◆ Data extracted from a collection ◆
********

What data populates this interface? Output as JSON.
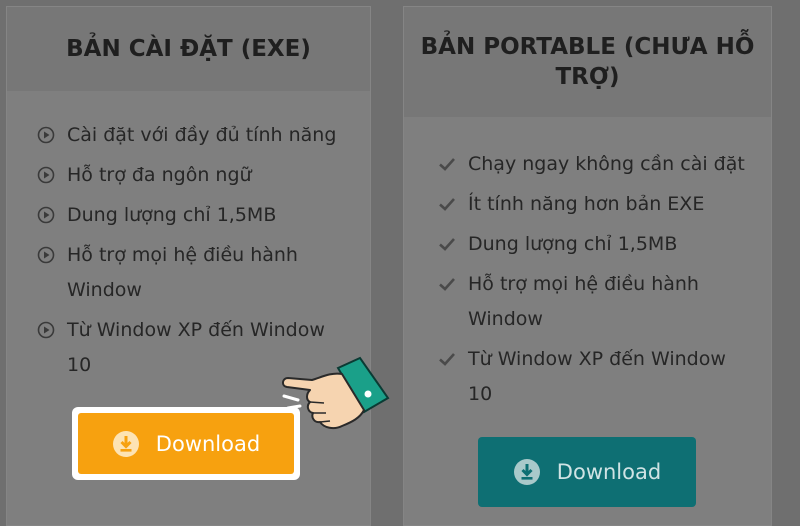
{
  "cards": {
    "exe": {
      "title": "BẢN CÀI ĐẶT (EXE)",
      "features": [
        "Cài đặt với đầy đủ tính năng",
        "Hỗ trợ đa ngôn ngữ",
        "Dung lượng chỉ 1,5MB",
        "Hỗ trợ mọi hệ điều hành Window",
        "Từ Window XP đến Window 10"
      ],
      "button_label": "Download",
      "button_color": "#f7a10f"
    },
    "portable": {
      "title": "BẢN PORTABLE (CHƯA HỖ TRỢ)",
      "features": [
        "Chạy ngay không cần cài đặt",
        "Ít tính năng hơn bản EXE",
        "Dung lượng chỉ 1,5MB",
        "Hỗ trợ mọi hệ điều hành Window",
        "Từ Window XP đến Window 10"
      ],
      "button_label": "Download",
      "button_color": "#0e6f73"
    }
  },
  "icons": {
    "exe_bullet": "play-circle-icon",
    "portable_bullet": "check-icon",
    "download": "download-icon",
    "pointer": "hand-pointer-icon"
  }
}
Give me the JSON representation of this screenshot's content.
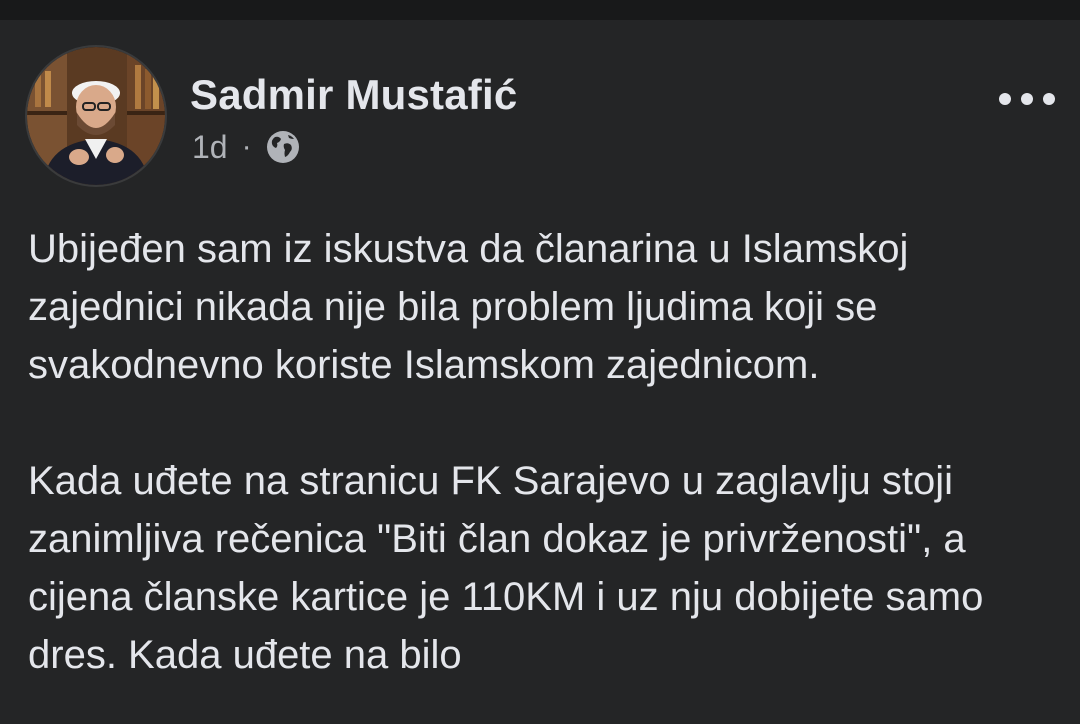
{
  "post": {
    "author": "Sadmir Mustafić",
    "time": "1d",
    "separator": "·",
    "visibility_icon": "globe-icon",
    "avatar_icon": "avatar",
    "more_icon": "more-options-icon",
    "paragraphs": [
      "Ubijeđen sam iz iskustva da članarina u Islamskoj zajednici nikada nije bila problem ljudima koji se svakodnevno koriste Islamskom zajednicom.",
      "Kada uđete na stranicu FK Sarajevo u zaglavlju stoji zanimljiva rečenica \"Biti član dokaz je privrženosti\", a cijena članske kartice je 110KM i uz nju dobijete samo dres. Kada uđete na bilo"
    ]
  },
  "colors": {
    "background": "#242526",
    "text": "#e4e6eb",
    "secondary_text": "#b0b3b8"
  }
}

********

◆ Task requirements ◆
Reproduce all of the material above word for word. Omit the pictures.

◆ Answer in full ◆
What data populates this interface? Output as JSON.
{
  "cards": {
    "exe": {
      "title": "BẢN CÀI ĐẶT (EXE)",
      "features": [
        "Cài đặt với đầy đủ tính năng",
        "Hỗ trợ đa ngôn ngữ",
        "Dung lượng chỉ 1,5MB",
        "Hỗ trợ mọi hệ điều hành Window",
        "Từ Window XP đến Window 10"
      ],
      "button_label": "Download",
      "button_color": "#f7a10f"
    },
    "portable": {
      "title": "BẢN PORTABLE (CHƯA HỖ TRỢ)",
      "features": [
        "Chạy ngay không cần cài đặt",
        "Ít tính năng hơn bản EXE",
        "Dung lượng chỉ 1,5MB",
        "Hỗ trợ mọi hệ điều hành Window",
        "Từ Window XP đến Window 10"
      ],
      "button_label": "Download",
      "button_color": "#0e6f73"
    }
  },
  "icons": {
    "exe_bullet": "play-circle-icon",
    "portable_bullet": "check-icon",
    "download": "download-icon",
    "pointer": "hand-pointer-icon"
  }
}
Give me the JSON representation of this screenshot's content.
{
  "post": {
    "author": "Sadmir Mustafić",
    "time": "1d",
    "separator": "·",
    "visibility_icon": "globe-icon",
    "avatar_icon": "avatar",
    "more_icon": "more-options-icon",
    "paragraphs": [
      "Ubijeđen sam iz iskustva da članarina u Islamskoj zajednici nikada nije bila problem ljudima koji se svakodnevno koriste Islamskom zajednicom.",
      "Kada uđete na stranicu FK Sarajevo u zaglavlju stoji zanimljiva rečenica \"Biti član dokaz je privrženosti\", a cijena članske kartice je 110KM i uz nju dobijete samo dres. Kada uđete na bilo"
    ]
  },
  "colors": {
    "background": "#242526",
    "text": "#e4e6eb",
    "secondary_text": "#b0b3b8"
  }
}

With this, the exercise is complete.